▸ **Prompt**
Retype the records below exactly. Leave nothing out.

☆ ☆ ☆ ☆ ☆ ☆ ☆

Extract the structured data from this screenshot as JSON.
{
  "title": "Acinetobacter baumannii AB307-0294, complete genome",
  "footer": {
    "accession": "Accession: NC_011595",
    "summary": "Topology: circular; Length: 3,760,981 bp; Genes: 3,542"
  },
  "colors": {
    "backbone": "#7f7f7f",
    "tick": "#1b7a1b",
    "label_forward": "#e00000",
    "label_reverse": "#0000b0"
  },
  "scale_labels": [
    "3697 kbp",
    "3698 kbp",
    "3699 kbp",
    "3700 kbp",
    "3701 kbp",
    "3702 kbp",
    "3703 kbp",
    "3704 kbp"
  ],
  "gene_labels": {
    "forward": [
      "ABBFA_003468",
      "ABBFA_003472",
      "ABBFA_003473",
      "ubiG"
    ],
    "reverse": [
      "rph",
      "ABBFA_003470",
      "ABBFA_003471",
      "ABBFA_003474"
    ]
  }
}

☆ ☆ ☆ ☆ ☆ ☆ ☆

▸ **Output below**
Extract the structured data from this screenshot as JSON.
{
  "title": "Acinetobacter baumannii AB307-0294, complete genome",
  "footer": {
    "accession": "Accession: NC_011595",
    "summary": "Topology: circular; Length: 3,760,981 bp; Genes: 3,542"
  },
  "colors": {
    "backbone": "#7f7f7f",
    "tick": "#1b7a1b",
    "label_forward": "#e00000",
    "label_reverse": "#0000b0"
  },
  "scale_labels": [
    "3697 kbp",
    "3698 kbp",
    "3699 kbp",
    "3700 kbp",
    "3701 kbp",
    "3702 kbp",
    "3703 kbp",
    "3704 kbp"
  ],
  "gene_labels": {
    "forward": [
      "ABBFA_003468",
      "ABBFA_003472",
      "ABBFA_003473",
      "ubiG"
    ],
    "reverse": [
      "rph",
      "ABBFA_003470",
      "ABBFA_003471",
      "ABBFA_003474"
    ]
  }
}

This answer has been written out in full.